What to produce - How many lines hold the string "true"? Reply with the number alone.

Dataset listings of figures
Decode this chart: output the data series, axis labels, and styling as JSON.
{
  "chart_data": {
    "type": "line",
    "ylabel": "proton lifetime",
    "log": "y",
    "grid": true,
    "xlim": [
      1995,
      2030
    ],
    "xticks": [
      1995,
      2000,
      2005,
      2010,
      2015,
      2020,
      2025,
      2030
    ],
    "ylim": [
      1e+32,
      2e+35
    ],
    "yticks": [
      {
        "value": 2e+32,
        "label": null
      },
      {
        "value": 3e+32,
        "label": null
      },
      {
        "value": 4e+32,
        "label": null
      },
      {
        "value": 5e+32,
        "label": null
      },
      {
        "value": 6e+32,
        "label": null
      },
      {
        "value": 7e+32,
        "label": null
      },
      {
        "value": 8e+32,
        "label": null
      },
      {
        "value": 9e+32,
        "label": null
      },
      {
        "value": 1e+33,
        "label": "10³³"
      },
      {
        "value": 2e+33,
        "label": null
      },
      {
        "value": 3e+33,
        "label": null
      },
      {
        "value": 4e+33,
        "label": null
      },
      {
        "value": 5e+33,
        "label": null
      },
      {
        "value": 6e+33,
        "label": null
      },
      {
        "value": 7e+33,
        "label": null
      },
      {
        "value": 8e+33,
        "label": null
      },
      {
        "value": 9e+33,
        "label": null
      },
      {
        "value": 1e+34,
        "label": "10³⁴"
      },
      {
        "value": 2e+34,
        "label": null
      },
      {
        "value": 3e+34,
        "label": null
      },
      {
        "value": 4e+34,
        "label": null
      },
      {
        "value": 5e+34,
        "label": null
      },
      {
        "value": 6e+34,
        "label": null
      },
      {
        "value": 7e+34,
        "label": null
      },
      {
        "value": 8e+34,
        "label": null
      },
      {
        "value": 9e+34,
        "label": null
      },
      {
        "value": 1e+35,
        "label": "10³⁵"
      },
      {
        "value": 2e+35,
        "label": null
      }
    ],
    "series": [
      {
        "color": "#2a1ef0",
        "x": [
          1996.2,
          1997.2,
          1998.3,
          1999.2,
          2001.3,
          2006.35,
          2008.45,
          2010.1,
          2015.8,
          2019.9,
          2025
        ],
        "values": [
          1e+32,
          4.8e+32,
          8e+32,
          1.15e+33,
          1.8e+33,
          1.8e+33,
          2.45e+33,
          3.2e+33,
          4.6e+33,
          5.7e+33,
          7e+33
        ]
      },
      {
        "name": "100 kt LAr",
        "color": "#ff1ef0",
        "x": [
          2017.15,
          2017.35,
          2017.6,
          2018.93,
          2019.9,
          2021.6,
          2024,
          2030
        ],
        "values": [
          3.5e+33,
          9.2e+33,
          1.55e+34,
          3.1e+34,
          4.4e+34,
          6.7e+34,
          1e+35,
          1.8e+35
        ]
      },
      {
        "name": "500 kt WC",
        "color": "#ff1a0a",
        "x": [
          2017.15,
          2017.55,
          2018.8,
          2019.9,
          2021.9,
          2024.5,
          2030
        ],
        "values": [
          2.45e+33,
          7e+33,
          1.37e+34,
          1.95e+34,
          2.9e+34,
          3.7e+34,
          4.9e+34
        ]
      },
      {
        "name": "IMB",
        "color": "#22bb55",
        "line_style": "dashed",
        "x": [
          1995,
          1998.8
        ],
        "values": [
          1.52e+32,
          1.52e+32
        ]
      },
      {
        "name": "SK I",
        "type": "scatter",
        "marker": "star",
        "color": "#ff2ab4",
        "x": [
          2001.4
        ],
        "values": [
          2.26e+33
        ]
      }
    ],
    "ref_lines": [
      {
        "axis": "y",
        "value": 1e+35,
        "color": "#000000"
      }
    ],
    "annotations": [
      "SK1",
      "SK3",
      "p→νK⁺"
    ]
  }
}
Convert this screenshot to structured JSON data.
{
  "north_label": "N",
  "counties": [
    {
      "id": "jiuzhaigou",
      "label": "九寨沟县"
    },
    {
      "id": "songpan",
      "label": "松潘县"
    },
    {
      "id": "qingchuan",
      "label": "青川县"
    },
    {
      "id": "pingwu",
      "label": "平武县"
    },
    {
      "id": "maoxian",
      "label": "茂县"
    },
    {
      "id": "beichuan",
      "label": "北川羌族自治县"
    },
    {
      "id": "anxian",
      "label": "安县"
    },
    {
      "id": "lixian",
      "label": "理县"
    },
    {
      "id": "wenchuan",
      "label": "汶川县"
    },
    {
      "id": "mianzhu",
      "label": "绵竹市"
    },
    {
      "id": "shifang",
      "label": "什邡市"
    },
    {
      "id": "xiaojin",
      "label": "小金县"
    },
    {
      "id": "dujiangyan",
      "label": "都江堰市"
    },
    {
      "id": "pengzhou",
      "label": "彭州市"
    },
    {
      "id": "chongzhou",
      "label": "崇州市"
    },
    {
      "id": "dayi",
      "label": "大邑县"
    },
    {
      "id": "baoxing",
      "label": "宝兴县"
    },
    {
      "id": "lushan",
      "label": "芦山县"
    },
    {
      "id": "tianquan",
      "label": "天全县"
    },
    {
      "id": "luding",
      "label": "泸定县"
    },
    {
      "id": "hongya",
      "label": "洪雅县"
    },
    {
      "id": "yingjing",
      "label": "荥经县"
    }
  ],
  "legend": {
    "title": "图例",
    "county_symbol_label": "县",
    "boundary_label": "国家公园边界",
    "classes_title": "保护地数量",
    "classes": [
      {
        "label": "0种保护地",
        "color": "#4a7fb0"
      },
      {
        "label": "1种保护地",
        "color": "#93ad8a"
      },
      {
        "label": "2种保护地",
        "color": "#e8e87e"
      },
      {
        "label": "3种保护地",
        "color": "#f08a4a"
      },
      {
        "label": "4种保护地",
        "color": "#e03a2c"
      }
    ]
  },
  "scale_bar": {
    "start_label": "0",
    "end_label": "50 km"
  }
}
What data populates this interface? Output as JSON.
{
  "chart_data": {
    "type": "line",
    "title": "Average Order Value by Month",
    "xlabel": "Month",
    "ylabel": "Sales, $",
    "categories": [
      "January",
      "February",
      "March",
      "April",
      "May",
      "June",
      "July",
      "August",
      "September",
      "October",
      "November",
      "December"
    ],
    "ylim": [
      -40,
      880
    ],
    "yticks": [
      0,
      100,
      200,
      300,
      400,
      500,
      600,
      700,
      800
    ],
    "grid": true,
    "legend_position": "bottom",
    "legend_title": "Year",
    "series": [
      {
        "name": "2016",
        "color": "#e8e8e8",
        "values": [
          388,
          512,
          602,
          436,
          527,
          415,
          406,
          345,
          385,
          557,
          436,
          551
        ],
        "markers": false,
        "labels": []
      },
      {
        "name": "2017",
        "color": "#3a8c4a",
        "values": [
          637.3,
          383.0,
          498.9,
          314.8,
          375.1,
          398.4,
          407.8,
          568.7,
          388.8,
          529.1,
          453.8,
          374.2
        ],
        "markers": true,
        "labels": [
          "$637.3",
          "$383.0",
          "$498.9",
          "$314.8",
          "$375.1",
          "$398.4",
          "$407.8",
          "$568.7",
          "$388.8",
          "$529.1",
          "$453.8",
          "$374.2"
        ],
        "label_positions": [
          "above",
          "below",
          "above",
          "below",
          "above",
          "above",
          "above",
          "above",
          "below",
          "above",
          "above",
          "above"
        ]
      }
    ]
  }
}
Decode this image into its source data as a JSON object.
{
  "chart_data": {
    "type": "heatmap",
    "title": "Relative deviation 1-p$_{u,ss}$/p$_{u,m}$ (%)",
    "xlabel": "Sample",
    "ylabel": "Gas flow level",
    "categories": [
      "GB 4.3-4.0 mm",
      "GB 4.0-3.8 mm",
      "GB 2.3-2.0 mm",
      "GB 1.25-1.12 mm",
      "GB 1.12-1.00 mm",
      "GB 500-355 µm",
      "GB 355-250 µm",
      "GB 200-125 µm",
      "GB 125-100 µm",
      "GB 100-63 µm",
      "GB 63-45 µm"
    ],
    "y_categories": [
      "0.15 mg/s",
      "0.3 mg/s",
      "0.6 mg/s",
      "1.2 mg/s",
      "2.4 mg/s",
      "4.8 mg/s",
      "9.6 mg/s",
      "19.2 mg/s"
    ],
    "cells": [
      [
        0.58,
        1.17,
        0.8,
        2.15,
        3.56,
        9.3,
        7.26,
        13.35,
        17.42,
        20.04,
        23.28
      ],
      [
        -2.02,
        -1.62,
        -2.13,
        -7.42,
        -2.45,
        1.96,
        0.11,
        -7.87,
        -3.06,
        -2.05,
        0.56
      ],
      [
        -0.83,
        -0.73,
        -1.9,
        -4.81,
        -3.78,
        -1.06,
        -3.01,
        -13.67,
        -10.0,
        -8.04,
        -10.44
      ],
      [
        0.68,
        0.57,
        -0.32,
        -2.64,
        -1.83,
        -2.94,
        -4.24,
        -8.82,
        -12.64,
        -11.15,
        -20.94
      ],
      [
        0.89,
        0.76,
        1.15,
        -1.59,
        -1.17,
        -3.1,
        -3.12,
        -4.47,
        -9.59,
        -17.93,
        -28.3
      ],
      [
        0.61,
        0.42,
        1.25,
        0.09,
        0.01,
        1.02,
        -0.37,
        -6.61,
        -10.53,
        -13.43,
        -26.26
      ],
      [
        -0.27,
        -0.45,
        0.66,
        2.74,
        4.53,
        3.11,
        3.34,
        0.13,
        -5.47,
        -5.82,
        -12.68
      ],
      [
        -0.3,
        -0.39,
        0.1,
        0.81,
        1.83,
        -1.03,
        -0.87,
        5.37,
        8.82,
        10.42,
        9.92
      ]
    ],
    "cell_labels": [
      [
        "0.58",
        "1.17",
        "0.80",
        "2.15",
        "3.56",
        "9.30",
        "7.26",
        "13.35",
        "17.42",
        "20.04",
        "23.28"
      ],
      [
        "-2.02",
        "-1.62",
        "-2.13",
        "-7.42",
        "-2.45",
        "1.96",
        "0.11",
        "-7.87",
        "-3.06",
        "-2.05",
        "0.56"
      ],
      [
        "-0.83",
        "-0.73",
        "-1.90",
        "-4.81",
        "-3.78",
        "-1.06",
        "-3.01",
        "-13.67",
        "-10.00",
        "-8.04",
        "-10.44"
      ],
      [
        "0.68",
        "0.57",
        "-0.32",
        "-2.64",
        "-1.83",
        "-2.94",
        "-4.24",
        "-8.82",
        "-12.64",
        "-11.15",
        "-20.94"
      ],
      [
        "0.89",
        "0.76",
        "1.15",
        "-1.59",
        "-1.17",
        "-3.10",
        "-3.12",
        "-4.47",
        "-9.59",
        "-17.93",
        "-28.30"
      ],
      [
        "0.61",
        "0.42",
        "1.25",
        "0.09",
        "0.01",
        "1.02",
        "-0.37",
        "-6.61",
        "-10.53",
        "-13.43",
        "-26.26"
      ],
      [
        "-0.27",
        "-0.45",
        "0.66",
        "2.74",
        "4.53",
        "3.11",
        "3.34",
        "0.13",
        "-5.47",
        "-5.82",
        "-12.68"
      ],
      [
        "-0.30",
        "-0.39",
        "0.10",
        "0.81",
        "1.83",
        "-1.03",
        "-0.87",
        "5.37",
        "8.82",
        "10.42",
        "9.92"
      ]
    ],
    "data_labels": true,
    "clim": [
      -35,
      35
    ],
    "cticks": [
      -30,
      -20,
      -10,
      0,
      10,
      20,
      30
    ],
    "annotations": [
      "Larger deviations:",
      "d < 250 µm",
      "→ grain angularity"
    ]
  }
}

Response - 4